Task input –
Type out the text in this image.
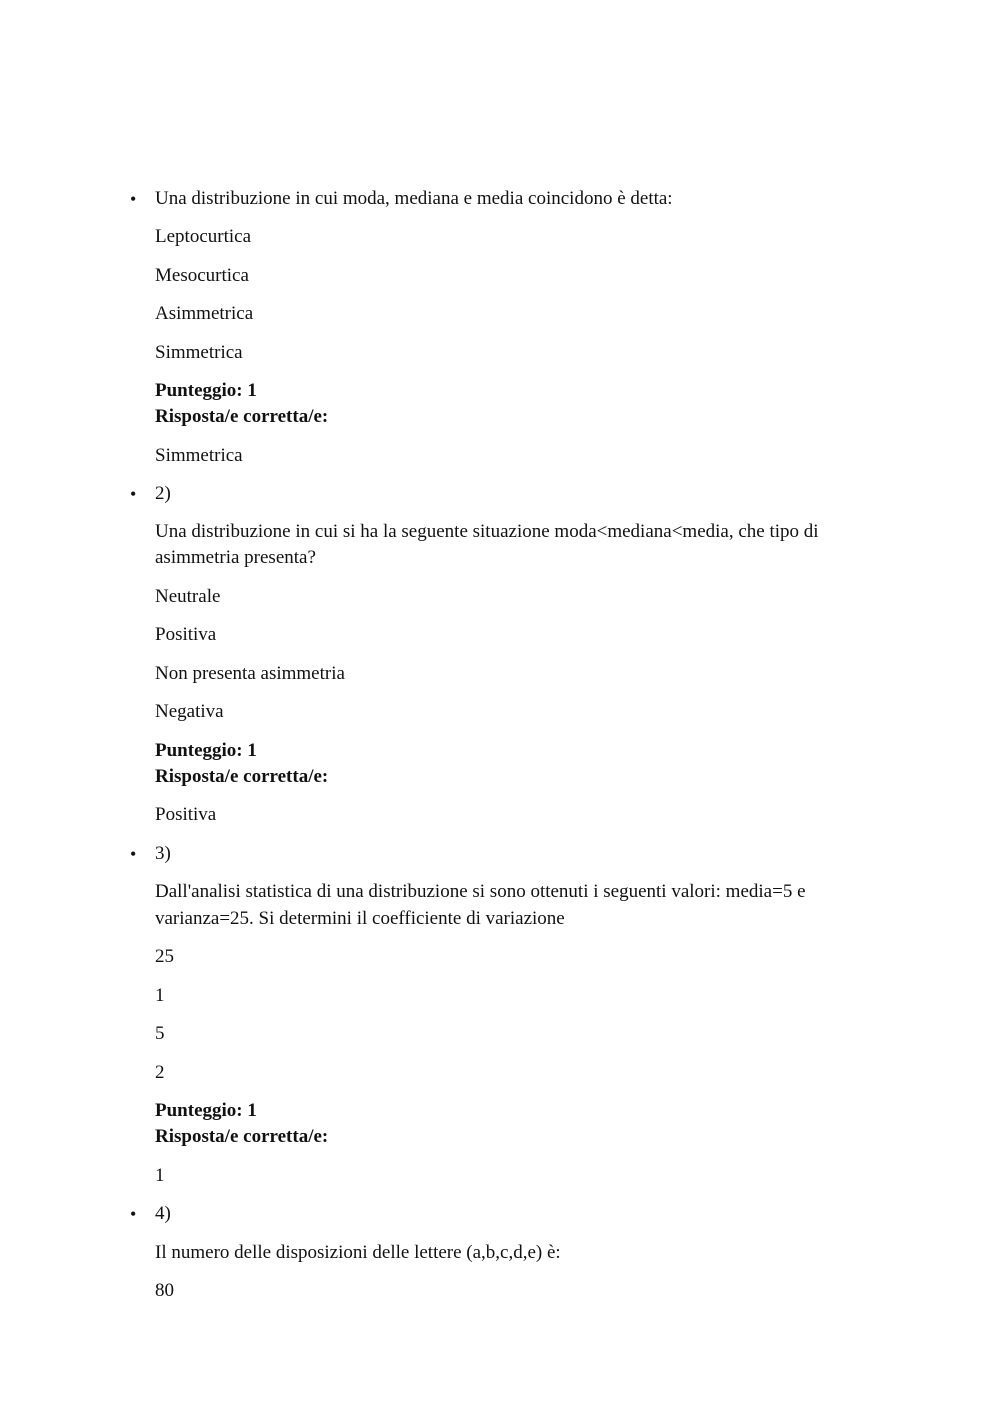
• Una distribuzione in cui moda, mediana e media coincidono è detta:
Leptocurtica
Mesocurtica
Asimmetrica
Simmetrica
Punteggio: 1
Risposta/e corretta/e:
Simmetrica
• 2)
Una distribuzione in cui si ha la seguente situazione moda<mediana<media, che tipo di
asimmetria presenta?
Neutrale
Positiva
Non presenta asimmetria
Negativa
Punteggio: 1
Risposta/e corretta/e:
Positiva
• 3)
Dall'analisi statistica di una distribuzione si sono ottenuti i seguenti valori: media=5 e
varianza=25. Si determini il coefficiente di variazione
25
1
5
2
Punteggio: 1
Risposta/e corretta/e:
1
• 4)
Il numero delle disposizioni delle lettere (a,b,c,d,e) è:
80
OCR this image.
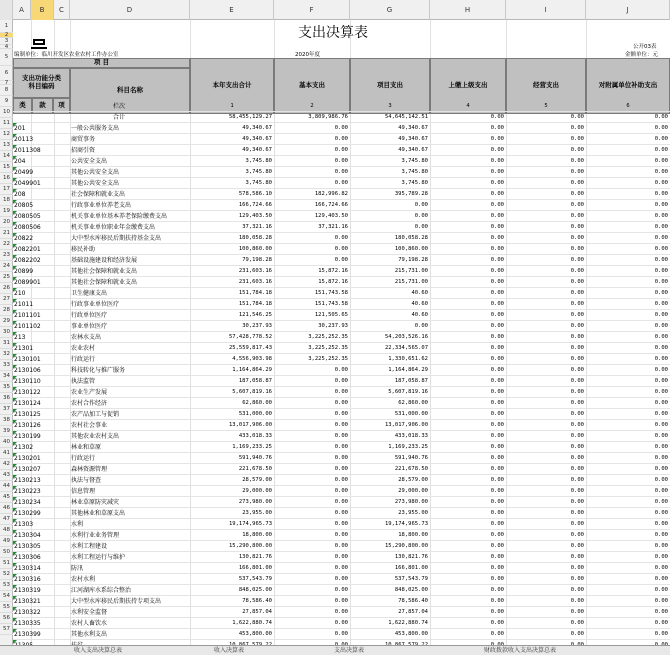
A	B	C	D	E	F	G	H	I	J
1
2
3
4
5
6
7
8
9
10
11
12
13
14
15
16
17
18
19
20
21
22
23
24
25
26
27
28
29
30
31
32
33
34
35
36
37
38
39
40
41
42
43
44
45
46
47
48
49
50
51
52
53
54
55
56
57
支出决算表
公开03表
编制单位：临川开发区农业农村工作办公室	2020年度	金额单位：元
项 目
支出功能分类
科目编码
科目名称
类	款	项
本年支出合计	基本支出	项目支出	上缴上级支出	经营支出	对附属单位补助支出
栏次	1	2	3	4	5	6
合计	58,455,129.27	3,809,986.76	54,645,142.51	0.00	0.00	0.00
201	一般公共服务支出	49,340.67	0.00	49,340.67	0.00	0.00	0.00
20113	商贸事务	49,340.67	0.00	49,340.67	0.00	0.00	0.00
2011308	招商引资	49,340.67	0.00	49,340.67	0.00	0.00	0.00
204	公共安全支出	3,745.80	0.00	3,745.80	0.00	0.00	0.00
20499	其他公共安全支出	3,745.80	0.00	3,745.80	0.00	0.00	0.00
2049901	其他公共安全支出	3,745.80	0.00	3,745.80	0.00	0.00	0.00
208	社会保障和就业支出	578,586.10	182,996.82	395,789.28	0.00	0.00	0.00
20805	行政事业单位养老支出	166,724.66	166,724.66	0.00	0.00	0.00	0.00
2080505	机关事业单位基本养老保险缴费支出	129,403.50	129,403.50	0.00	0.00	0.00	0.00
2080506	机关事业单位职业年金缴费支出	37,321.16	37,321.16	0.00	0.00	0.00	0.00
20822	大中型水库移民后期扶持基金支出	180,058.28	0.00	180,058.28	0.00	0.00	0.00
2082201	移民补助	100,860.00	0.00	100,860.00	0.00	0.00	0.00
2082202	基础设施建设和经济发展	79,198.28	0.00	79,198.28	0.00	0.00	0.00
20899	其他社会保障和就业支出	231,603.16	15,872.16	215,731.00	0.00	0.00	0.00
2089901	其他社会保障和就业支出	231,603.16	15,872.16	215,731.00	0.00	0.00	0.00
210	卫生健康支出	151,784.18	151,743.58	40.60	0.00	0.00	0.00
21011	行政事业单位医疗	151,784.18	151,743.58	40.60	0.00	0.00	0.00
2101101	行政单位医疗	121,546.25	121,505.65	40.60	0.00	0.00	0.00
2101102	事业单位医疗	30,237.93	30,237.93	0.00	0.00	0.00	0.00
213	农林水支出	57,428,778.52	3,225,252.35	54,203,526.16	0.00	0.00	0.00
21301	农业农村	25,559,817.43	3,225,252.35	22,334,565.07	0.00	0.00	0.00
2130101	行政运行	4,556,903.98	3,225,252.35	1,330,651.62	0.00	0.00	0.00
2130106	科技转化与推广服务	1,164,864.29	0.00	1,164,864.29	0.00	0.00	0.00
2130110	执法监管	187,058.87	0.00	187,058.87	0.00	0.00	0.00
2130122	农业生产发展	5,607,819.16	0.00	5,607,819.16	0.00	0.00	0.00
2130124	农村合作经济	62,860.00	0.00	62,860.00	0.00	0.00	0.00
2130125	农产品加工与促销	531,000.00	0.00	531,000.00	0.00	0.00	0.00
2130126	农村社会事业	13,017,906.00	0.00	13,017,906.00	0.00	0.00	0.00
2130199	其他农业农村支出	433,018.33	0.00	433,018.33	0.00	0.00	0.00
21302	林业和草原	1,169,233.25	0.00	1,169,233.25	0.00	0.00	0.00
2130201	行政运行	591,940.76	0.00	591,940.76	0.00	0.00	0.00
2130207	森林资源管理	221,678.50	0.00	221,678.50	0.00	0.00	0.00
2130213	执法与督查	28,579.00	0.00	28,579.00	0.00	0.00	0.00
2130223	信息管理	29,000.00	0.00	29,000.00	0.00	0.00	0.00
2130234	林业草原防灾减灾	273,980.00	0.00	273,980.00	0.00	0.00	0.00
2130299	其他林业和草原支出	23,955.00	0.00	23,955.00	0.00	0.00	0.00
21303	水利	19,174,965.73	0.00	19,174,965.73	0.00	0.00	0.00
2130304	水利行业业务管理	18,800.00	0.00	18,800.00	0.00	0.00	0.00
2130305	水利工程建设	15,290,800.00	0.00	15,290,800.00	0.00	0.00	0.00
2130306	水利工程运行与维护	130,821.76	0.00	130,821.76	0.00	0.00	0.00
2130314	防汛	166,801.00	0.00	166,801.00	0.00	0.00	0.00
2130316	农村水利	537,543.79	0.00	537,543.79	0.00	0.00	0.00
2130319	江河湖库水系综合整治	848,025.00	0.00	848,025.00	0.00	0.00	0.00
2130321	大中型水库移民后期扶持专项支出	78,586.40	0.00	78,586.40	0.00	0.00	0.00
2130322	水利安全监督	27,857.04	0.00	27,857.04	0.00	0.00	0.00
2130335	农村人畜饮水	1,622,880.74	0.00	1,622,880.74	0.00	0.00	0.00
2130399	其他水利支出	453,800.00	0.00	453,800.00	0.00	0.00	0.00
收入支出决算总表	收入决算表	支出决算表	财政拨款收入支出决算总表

* * *

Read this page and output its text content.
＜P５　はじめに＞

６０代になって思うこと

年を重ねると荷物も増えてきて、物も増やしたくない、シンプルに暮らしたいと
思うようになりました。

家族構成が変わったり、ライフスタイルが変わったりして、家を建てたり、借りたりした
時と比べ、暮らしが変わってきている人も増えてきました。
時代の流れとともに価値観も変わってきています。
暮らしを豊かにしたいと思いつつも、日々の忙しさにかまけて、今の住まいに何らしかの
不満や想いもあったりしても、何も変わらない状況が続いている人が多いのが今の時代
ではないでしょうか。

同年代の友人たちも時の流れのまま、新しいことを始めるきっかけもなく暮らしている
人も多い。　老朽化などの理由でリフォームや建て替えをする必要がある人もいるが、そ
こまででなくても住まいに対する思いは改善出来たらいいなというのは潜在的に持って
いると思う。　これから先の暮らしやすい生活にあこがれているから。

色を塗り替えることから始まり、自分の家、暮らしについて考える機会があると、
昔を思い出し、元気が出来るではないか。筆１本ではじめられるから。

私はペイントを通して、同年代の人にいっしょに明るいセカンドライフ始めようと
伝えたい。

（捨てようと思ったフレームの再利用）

...

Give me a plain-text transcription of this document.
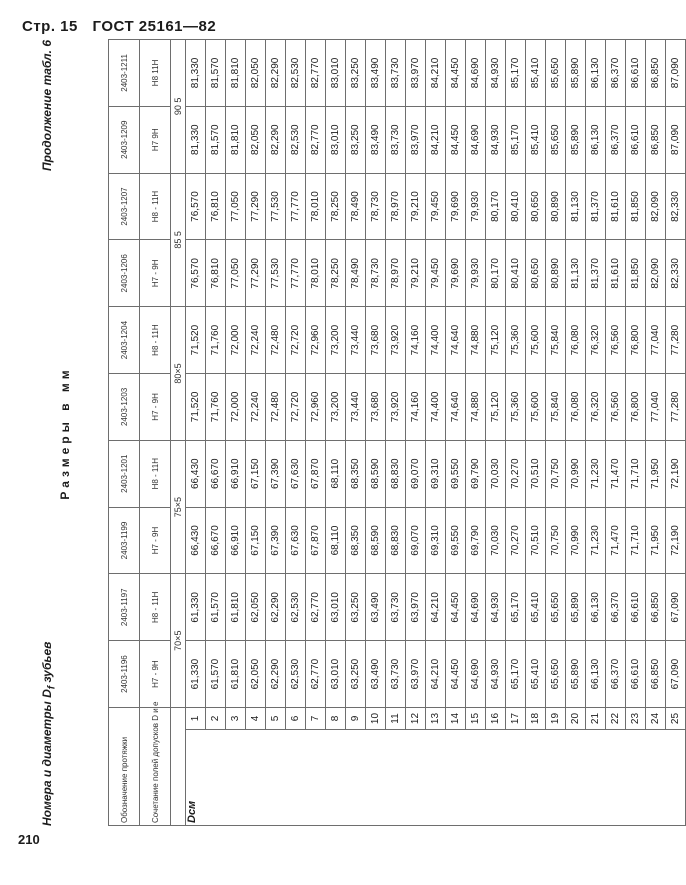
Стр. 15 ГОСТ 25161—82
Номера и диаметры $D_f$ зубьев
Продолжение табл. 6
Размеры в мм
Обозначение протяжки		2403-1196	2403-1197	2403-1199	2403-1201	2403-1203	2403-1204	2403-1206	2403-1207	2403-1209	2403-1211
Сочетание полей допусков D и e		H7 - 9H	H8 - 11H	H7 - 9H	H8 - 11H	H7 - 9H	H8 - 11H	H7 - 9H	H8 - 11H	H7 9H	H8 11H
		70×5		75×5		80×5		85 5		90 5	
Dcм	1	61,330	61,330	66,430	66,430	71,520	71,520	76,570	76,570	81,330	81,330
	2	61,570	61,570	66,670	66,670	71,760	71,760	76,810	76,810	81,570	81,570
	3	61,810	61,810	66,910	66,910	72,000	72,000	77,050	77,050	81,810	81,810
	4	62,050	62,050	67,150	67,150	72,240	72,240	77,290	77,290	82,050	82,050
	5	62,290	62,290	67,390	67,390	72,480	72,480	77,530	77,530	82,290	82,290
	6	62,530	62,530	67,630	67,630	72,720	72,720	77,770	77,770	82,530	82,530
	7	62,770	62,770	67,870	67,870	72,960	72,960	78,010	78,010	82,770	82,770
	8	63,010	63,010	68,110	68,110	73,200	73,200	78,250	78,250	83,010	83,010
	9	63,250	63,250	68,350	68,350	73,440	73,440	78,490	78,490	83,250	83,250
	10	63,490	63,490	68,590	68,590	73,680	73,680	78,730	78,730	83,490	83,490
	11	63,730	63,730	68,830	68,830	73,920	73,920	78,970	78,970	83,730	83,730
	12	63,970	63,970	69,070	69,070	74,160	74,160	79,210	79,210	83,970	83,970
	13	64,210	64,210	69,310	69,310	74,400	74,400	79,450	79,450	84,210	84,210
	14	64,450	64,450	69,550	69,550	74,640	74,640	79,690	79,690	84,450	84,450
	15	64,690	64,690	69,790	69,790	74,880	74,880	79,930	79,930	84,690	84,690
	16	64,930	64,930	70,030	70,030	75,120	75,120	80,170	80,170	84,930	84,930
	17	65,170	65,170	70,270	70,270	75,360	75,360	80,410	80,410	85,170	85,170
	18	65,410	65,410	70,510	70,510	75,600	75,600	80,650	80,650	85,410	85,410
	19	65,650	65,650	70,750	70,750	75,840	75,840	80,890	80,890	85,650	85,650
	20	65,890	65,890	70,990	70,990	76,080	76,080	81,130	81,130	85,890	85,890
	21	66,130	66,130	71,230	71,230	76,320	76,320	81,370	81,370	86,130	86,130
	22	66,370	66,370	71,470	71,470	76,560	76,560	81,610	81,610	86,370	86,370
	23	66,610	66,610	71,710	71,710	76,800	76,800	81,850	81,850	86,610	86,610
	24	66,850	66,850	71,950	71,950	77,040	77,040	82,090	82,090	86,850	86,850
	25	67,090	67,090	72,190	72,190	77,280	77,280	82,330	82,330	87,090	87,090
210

Task description –
For each line of the listing that holds the word "image", show that line.

Exercise solution –
Type out the text in this image.
OCR this image.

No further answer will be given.